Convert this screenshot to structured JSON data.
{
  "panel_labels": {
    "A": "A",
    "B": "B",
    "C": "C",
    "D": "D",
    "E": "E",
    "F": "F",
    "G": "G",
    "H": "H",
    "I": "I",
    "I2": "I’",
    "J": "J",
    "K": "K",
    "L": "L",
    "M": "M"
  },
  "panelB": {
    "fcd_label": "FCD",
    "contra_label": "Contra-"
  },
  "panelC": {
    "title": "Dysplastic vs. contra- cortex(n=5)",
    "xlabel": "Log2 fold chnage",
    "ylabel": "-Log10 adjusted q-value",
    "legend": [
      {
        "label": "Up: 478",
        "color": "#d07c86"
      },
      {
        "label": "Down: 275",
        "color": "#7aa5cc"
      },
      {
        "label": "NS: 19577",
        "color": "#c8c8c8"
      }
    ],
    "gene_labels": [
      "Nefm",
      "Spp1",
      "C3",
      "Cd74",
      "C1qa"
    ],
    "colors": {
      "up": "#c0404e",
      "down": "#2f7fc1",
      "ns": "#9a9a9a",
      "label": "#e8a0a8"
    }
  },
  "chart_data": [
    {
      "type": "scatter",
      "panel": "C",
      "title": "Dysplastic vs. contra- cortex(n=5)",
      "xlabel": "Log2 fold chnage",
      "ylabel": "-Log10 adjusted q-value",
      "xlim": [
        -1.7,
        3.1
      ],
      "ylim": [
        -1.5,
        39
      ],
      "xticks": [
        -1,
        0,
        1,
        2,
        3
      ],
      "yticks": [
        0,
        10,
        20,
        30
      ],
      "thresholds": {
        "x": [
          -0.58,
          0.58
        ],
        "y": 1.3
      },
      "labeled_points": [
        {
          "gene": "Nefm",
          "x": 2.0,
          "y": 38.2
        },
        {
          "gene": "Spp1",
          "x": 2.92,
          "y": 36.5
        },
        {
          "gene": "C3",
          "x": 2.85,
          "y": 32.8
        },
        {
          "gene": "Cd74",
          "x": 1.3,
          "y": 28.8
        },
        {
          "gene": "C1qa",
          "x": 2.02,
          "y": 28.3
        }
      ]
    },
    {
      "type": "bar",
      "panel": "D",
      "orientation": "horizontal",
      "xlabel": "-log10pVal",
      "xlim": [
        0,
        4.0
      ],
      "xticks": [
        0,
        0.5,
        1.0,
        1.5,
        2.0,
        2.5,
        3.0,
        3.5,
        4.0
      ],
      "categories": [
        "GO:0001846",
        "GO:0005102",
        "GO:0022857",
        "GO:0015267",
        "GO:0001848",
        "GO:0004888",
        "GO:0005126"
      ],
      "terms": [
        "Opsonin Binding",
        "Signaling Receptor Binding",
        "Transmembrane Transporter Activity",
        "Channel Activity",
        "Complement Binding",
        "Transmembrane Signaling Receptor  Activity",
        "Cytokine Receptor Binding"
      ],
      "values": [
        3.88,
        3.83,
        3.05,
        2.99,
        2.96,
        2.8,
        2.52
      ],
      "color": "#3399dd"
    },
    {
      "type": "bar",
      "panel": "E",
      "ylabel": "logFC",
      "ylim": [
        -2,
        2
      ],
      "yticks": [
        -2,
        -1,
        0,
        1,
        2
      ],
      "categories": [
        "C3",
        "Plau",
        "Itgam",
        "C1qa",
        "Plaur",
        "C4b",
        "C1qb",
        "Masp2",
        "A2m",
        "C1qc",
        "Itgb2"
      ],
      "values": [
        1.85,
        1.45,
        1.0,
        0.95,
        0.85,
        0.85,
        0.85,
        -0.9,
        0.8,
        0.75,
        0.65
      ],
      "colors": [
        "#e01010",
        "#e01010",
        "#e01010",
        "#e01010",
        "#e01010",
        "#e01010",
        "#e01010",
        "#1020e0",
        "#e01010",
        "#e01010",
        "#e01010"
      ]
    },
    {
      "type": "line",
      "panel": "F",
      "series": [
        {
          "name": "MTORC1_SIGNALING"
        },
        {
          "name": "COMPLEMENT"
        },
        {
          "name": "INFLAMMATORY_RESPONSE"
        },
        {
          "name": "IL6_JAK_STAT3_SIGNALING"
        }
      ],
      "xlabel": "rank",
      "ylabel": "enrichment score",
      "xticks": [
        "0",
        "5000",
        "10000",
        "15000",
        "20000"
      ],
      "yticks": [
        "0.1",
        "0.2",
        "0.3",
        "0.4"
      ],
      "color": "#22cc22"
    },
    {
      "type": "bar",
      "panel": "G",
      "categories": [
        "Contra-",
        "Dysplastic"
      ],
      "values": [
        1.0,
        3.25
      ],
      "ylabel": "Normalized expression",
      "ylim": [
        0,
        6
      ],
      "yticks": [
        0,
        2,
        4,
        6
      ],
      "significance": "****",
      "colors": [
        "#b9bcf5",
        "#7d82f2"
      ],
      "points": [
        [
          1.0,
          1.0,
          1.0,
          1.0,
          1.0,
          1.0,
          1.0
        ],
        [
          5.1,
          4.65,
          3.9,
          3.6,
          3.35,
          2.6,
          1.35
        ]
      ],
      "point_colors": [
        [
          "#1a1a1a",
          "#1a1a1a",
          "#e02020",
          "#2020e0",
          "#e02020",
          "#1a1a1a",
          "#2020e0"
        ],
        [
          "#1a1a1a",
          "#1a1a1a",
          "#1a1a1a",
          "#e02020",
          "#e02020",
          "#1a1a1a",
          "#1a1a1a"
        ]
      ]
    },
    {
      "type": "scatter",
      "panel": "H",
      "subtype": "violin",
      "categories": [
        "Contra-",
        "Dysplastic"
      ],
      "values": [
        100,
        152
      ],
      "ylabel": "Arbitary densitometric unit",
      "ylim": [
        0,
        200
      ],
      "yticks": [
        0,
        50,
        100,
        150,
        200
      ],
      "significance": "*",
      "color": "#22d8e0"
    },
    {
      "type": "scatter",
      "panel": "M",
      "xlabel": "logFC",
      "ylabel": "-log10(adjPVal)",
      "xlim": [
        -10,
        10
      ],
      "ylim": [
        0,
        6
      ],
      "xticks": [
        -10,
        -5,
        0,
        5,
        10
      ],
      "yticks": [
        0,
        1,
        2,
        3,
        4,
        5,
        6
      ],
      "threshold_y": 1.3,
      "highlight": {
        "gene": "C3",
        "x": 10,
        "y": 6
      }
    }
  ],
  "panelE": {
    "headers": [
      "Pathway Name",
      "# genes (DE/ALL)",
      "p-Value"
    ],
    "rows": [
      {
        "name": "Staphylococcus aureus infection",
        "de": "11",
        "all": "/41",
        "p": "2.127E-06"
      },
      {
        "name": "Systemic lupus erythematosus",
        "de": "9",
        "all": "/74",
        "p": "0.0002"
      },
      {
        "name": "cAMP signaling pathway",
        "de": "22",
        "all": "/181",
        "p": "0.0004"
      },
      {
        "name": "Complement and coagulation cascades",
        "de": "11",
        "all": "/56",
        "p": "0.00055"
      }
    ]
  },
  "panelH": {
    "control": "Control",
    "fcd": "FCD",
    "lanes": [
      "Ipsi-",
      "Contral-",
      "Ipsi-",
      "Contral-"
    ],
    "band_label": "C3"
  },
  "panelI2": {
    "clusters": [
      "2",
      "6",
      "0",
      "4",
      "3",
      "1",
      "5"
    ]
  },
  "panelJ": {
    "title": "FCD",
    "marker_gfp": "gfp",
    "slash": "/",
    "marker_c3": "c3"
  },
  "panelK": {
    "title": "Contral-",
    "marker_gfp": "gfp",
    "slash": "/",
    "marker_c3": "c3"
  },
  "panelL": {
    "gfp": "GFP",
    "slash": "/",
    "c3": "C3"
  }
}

= = =

- Problem details
Return, from the material above, every line with the word "fold".

- Output
    "xlabel": "Log2 fold chnage",
      "xlabel": "Log2 fold chnage",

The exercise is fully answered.